Every record here needs to be written out again exactly.
▶
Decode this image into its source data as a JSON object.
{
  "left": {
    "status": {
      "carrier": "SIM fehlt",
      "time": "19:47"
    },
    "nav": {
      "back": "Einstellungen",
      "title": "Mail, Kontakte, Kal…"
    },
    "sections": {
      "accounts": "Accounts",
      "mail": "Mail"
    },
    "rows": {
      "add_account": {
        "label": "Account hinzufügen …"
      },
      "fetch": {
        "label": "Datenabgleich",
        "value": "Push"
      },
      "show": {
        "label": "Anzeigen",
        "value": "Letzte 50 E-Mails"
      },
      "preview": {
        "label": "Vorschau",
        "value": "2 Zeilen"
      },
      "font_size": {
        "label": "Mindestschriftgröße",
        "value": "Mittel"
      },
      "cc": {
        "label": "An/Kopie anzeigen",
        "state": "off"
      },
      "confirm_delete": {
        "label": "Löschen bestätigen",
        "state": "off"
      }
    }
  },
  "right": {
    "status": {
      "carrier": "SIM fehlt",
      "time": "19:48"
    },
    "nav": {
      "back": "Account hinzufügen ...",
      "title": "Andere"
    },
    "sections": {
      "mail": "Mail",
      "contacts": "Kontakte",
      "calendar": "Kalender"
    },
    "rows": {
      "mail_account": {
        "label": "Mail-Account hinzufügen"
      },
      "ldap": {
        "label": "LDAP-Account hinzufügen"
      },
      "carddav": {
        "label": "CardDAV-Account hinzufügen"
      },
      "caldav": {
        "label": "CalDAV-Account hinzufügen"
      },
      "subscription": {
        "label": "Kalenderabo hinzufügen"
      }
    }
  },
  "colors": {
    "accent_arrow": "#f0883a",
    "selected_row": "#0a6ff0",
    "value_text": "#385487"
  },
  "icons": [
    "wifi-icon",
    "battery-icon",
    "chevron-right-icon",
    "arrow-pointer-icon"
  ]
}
◀
→ SOLUTION BELOW
Decode this image into its source data as a JSON object.
{
  "left": {
    "status": {
      "carrier": "SIM fehlt",
      "time": "19:47"
    },
    "nav": {
      "back": "Einstellungen",
      "title": "Mail, Kontakte, Kal…"
    },
    "sections": {
      "accounts": "Accounts",
      "mail": "Mail"
    },
    "rows": {
      "add_account": {
        "label": "Account hinzufügen …"
      },
      "fetch": {
        "label": "Datenabgleich",
        "value": "Push"
      },
      "show": {
        "label": "Anzeigen",
        "value": "Letzte 50 E-Mails"
      },
      "preview": {
        "label": "Vorschau",
        "value": "2 Zeilen"
      },
      "font_size": {
        "label": "Mindestschriftgröße",
        "value": "Mittel"
      },
      "cc": {
        "label": "An/Kopie anzeigen",
        "state": "off"
      },
      "confirm_delete": {
        "label": "Löschen bestätigen",
        "state": "off"
      }
    }
  },
  "right": {
    "status": {
      "carrier": "SIM fehlt",
      "time": "19:48"
    },
    "nav": {
      "back": "Account hinzufügen ...",
      "title": "Andere"
    },
    "sections": {
      "mail": "Mail",
      "contacts": "Kontakte",
      "calendar": "Kalender"
    },
    "rows": {
      "mail_account": {
        "label": "Mail-Account hinzufügen"
      },
      "ldap": {
        "label": "LDAP-Account hinzufügen"
      },
      "carddav": {
        "label": "CardDAV-Account hinzufügen"
      },
      "caldav": {
        "label": "CalDAV-Account hinzufügen"
      },
      "subscription": {
        "label": "Kalenderabo hinzufügen"
      }
    }
  },
  "colors": {
    "accent_arrow": "#f0883a",
    "selected_row": "#0a6ff0",
    "value_text": "#385487"
  },
  "icons": [
    "wifi-icon",
    "battery-icon",
    "chevron-right-icon",
    "arrow-pointer-icon"
  ]
}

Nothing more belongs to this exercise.